## Given task
For this exercise, copy out each line of the material below that includes "V₁示数变大".

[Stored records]
★ ★ ★ ★ ★

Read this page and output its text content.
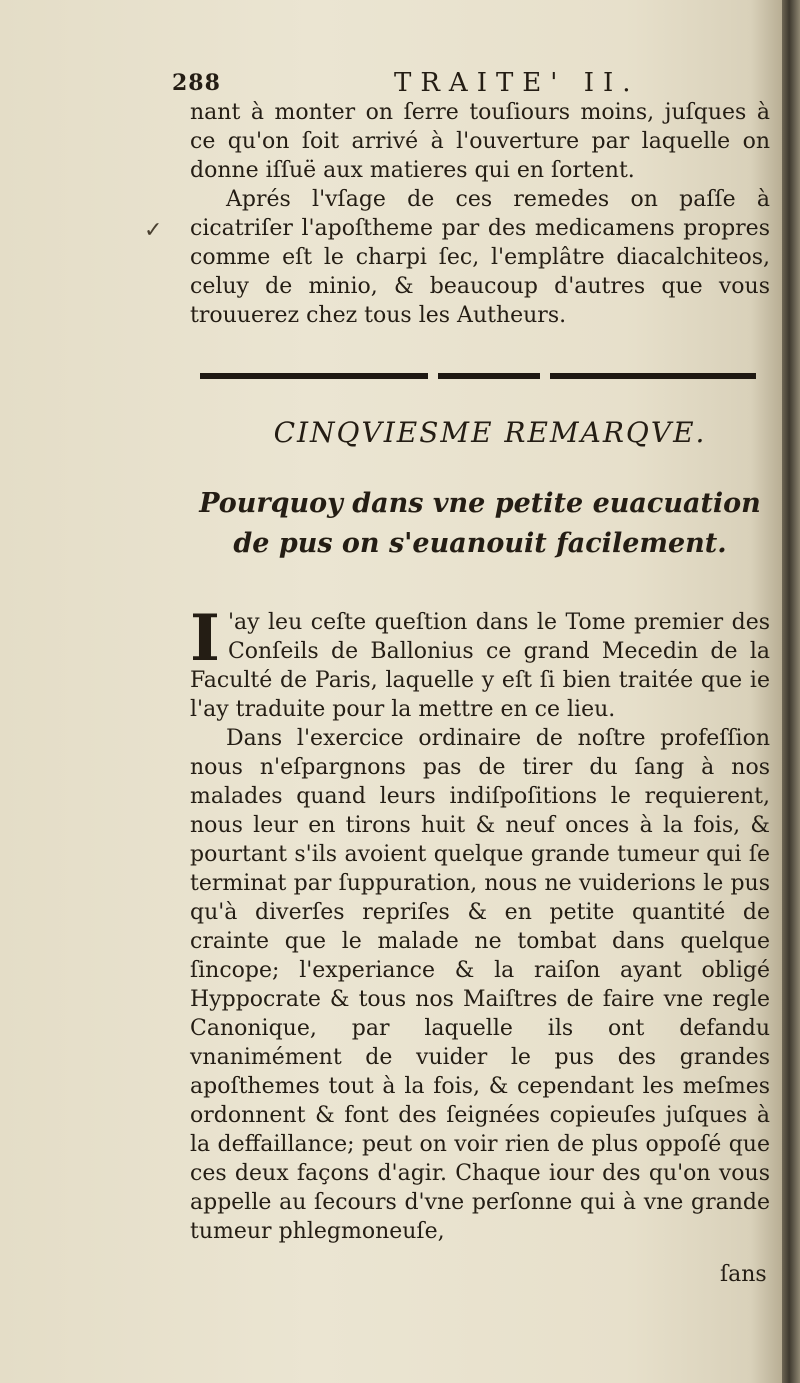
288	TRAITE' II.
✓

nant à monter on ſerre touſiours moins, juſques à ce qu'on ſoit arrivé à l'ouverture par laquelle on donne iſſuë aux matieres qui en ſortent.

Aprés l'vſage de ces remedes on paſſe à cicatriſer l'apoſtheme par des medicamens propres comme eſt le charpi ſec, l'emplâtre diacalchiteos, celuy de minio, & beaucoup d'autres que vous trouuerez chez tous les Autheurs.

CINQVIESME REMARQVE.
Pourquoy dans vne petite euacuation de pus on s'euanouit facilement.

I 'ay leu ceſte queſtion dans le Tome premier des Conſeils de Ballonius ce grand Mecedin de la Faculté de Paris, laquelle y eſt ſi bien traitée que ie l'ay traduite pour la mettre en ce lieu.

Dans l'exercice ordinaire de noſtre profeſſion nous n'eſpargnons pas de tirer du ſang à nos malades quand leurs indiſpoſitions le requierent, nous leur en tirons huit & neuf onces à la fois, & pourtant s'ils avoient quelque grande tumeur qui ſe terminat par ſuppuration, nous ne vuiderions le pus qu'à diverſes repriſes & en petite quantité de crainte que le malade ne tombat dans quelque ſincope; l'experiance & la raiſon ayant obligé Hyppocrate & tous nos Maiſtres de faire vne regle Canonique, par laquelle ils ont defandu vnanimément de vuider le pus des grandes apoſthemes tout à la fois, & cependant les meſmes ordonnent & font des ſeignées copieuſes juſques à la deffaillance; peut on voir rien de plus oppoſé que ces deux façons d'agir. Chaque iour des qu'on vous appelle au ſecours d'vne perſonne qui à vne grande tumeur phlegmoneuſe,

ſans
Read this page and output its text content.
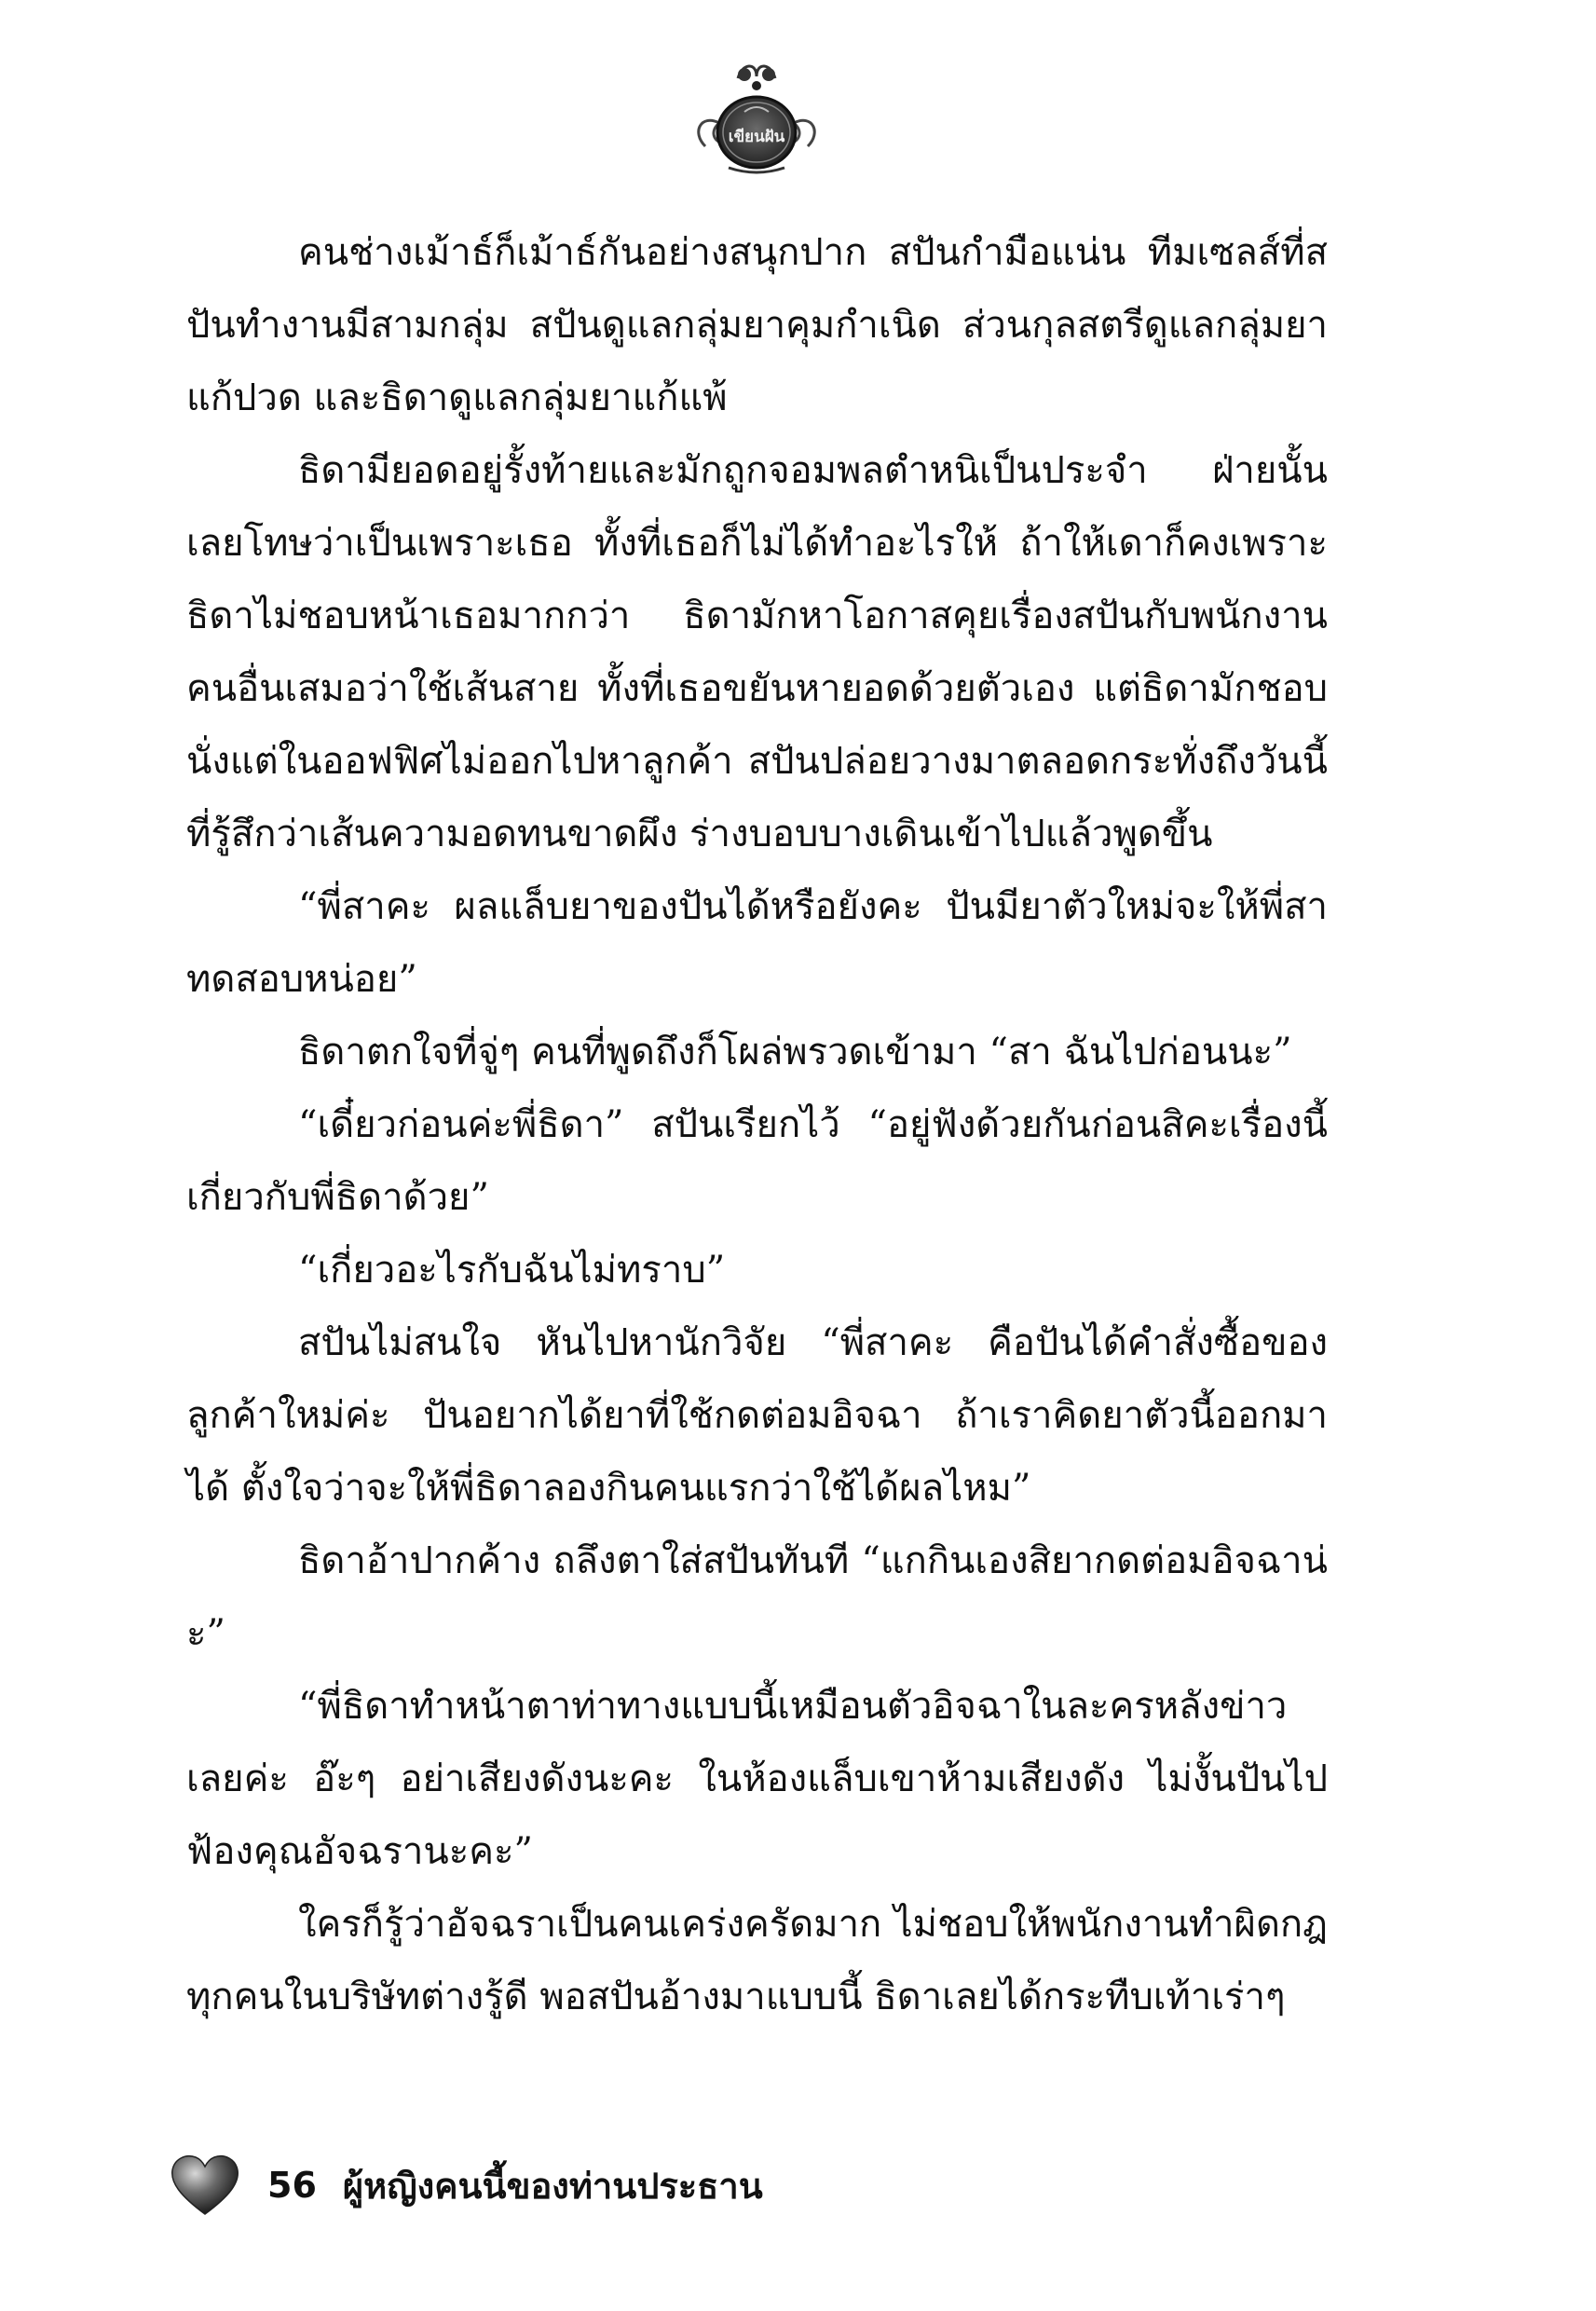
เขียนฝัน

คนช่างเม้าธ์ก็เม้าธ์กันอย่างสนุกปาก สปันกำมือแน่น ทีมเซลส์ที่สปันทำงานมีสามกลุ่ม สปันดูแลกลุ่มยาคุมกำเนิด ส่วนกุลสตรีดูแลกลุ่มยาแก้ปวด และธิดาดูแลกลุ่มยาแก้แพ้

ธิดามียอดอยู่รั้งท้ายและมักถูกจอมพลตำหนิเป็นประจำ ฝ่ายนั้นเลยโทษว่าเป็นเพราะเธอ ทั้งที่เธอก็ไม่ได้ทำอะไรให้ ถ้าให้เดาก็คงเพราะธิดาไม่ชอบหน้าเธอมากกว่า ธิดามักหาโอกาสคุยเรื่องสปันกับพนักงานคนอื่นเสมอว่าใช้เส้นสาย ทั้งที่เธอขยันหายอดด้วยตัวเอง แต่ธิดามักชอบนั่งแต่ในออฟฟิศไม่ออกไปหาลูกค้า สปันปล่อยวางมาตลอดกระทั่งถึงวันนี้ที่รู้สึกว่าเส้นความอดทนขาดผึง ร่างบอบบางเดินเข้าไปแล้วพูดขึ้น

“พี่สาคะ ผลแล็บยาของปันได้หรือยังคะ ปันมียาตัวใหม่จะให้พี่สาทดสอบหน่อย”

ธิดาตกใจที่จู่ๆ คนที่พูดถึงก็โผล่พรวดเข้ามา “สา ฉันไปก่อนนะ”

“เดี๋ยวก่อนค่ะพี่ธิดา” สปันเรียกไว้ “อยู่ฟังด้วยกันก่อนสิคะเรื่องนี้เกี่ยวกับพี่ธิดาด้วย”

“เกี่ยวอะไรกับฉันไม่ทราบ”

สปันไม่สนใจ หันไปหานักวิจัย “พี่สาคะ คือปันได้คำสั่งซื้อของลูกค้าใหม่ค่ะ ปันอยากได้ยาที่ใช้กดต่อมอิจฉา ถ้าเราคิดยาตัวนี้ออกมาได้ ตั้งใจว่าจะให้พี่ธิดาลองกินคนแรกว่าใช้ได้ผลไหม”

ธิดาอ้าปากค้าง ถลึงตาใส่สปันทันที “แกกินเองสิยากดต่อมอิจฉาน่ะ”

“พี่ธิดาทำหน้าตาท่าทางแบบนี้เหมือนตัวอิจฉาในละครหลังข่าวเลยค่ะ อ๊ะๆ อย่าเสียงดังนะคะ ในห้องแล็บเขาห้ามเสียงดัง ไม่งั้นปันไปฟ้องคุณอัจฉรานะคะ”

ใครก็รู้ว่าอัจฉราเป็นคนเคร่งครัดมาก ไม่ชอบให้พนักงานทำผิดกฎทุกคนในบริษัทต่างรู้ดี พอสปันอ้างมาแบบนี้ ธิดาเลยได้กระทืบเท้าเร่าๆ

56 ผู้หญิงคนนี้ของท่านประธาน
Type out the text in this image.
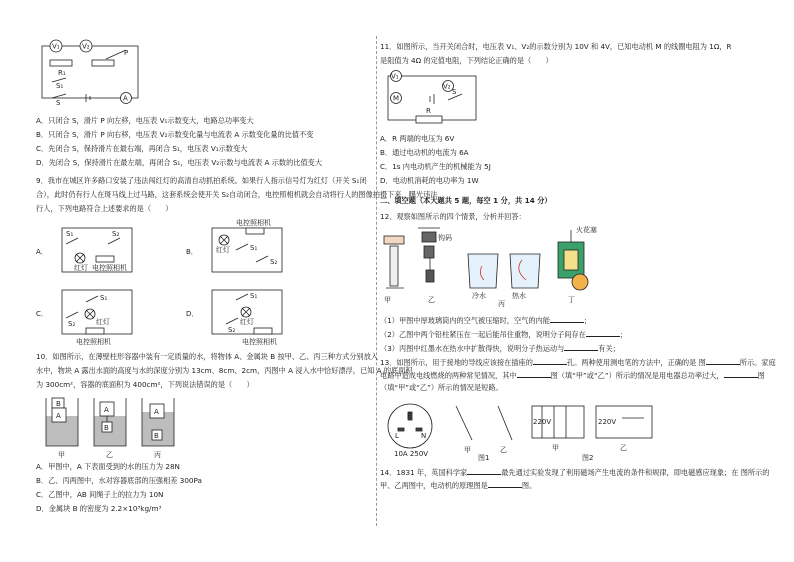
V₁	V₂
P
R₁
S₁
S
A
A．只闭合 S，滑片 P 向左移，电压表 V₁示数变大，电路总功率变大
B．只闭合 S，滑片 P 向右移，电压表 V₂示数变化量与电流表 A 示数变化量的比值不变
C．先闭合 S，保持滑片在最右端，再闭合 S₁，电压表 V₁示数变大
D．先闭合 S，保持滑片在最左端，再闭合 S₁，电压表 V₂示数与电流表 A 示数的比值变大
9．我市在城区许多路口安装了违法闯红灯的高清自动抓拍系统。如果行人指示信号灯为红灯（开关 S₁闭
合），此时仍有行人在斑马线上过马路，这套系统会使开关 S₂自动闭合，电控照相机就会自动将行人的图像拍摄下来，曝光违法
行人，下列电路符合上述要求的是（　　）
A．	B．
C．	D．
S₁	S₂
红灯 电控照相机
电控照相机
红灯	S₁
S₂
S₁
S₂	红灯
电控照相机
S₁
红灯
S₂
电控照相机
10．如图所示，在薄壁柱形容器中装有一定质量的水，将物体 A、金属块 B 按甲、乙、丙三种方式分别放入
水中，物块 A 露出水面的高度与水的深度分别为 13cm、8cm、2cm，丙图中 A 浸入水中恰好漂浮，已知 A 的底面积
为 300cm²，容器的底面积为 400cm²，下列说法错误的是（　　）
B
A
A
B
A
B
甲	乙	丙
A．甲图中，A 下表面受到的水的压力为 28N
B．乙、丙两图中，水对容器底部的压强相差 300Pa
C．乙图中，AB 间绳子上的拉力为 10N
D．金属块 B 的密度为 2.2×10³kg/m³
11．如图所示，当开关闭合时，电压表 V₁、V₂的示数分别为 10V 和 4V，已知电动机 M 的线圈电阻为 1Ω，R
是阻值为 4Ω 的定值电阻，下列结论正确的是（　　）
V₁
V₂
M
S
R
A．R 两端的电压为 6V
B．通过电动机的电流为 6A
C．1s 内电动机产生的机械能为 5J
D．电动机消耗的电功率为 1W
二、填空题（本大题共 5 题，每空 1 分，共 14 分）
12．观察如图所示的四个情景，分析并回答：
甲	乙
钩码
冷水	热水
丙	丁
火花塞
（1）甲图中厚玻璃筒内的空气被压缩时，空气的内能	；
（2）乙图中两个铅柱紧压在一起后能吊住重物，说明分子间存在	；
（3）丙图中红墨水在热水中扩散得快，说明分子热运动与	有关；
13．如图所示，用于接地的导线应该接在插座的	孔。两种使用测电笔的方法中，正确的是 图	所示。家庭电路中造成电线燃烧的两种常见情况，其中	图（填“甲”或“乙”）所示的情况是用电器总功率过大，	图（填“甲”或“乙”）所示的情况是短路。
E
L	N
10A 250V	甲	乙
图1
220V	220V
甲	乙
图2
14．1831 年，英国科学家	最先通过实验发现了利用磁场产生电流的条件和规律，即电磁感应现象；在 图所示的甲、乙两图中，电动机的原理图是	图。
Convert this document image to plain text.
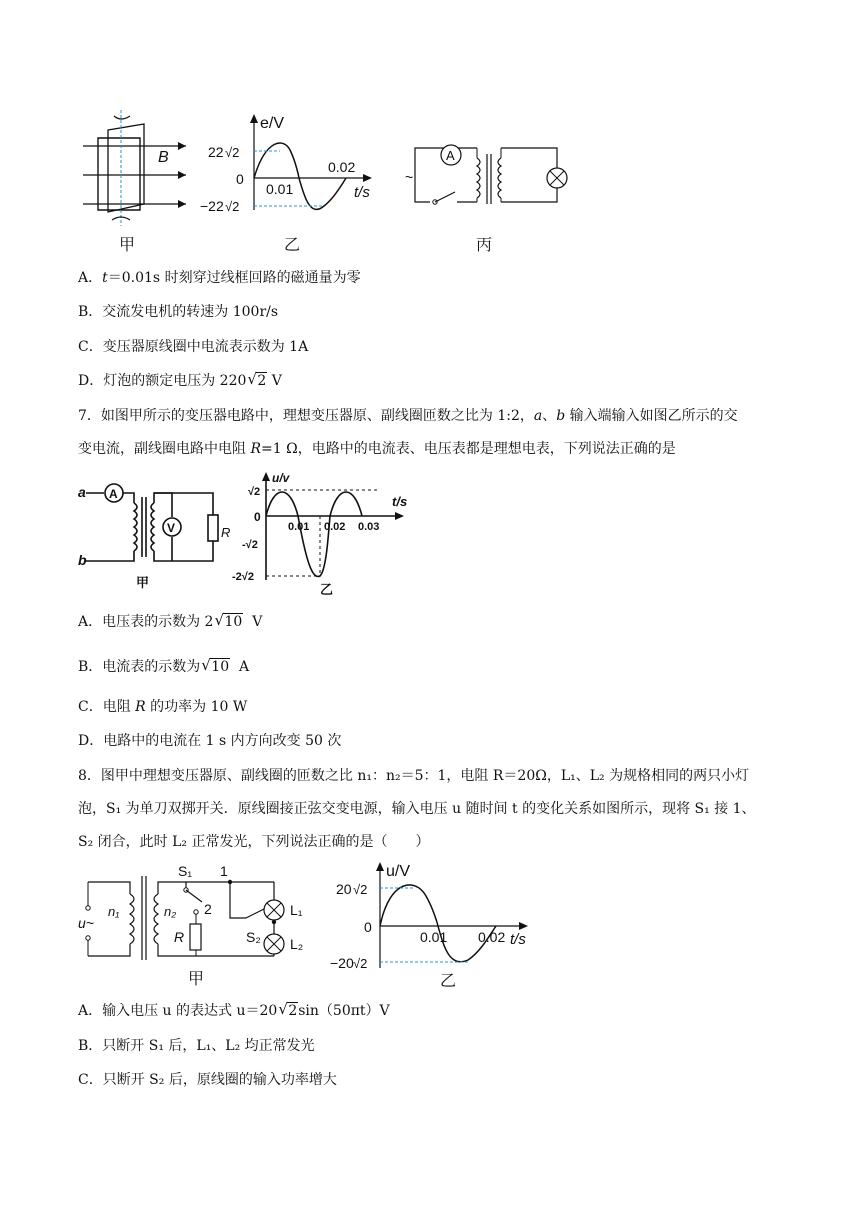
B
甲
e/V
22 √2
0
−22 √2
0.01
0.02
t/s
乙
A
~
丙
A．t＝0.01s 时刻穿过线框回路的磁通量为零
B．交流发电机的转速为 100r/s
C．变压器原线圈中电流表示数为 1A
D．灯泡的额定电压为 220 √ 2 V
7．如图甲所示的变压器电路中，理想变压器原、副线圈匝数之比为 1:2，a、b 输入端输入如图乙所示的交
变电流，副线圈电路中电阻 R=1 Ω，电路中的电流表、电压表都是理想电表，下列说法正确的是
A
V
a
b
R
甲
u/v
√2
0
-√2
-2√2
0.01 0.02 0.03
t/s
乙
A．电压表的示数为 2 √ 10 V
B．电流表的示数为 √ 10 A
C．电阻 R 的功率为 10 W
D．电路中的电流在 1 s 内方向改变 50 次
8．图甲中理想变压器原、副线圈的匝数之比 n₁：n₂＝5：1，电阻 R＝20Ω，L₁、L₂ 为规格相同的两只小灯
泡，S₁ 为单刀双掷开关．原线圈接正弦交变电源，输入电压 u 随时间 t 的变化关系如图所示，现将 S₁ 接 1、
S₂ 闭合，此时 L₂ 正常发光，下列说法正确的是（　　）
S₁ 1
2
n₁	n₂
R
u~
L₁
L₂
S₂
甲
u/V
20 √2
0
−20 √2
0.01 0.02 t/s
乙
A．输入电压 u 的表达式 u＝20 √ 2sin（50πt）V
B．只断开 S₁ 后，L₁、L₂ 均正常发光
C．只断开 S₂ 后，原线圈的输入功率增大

★ ★ ★ ★ ★

## Response to this exercise
A．只闭合 S，滑片 P 向左移，电压表 V₁示数变大，电路总功率变大
C．先闭合 S，保持滑片在最右端，再闭合 S₁，电压表 V₁示数变大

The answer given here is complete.